READING PASSAGE ::
....
Congenital pneumonia poses a significant threat during the neonatal period, often stemming from infectious agents transmitted via amniotic fluid or hematogenous routes, leading to diverse pathological changes. In severe cases, it can progress to septic shock and may be accompanied by persistent pulmonary hypertension. Its incidence is approximately 1% in full-term newborns and rises to 10% in premature infants, making it a leading cause of early neonatal mortality [1,2]. Given its association with obstetric factors, it is also known as intrauterine infectious pneumonia. Early diagnosis and treatment are crucial for preventing mortality and morbidity.
....
PROVIDED RECORDS ::
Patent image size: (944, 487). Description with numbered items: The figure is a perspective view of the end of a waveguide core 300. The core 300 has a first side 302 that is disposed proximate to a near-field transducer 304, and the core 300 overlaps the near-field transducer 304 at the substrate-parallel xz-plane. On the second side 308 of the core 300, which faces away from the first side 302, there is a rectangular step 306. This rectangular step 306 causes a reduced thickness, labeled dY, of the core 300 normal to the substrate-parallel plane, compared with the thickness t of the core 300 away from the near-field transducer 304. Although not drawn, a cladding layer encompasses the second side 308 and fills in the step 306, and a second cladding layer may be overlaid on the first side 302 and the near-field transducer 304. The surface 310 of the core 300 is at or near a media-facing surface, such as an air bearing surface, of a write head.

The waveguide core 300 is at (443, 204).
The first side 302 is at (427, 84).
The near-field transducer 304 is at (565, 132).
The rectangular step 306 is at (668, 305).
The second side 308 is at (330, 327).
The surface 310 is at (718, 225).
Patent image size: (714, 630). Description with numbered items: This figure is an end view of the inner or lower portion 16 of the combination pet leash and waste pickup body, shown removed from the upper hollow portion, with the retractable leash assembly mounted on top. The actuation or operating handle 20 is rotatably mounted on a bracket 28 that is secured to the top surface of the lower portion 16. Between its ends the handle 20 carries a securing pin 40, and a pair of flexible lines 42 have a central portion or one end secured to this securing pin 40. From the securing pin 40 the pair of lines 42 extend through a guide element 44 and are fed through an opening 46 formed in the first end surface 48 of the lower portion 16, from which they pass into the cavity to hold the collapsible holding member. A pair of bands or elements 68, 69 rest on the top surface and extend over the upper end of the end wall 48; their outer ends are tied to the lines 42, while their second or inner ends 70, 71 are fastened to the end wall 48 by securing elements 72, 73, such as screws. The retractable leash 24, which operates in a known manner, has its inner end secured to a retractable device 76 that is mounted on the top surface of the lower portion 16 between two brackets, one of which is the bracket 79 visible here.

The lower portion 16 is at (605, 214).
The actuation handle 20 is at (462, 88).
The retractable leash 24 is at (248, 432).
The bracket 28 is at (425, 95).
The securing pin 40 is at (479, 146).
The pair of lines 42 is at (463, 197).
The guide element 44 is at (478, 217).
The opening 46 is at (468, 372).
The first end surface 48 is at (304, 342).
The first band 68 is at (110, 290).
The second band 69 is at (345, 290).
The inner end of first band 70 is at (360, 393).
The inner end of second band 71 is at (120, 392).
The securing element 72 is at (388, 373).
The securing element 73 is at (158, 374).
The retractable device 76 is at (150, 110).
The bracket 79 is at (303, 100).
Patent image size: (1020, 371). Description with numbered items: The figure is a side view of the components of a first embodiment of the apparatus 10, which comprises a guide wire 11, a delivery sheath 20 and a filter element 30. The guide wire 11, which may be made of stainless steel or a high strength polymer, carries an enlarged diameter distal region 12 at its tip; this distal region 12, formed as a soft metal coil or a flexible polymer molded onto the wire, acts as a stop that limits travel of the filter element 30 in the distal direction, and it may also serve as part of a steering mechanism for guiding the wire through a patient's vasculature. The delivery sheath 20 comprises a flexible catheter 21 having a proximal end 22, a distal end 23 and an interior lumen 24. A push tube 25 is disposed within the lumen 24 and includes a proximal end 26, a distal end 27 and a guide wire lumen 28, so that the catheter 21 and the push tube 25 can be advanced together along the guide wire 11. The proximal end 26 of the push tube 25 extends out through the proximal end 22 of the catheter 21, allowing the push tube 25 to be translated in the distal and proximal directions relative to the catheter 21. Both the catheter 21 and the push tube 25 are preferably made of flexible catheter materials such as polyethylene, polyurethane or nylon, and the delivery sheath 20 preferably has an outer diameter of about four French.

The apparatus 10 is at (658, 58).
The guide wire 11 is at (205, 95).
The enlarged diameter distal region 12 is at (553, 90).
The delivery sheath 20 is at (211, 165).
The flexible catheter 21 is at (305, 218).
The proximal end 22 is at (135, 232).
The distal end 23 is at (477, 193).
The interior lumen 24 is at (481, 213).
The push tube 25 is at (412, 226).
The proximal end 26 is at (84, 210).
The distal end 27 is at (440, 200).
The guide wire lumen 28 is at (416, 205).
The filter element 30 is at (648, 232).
....
COMPLETE THE FOLLOWING ::
a) What other name does the passage on congenital pneumonia give the condition?
b) Continue the passage on congenital pneumonia from its last sentence.
The lines that come after the passage on congenital pneumonia are separate material.

ANSWERS GIVEN ::
a) Intrauterine infectious pneumonia.

b)
Currently, there are no universally accepted diagnostic criteria for congenital pneumonia. Diagnosis relies heavily on clinical symptoms and chest X-ray findings in newborns. However, the lack of specific clinical manifestations often delays diagnosis, and early chest X-rays pose radiation risks while not definitively distinguishing pneumonia from other conditions, complicating clinical assessment and potentially leading to missed diagnoses [3]. Lung ultrasound, known for its high sensitivity and specificity in diagnosing neonatal lung diseases, has been widely used in neonatal intensive care units (NICUs). However, it faces challenges in distinguishing among various neonatal respiratory conditions, such as respiratory distress syndrome, neonatal transient tachypnea, meconium aspiration syndrome, and neonatal pneumonia [4]. Consequently, there is ongoing interest in identifying clinical markers for diagnosing congenital pneumonia, a focal point in current clinical research.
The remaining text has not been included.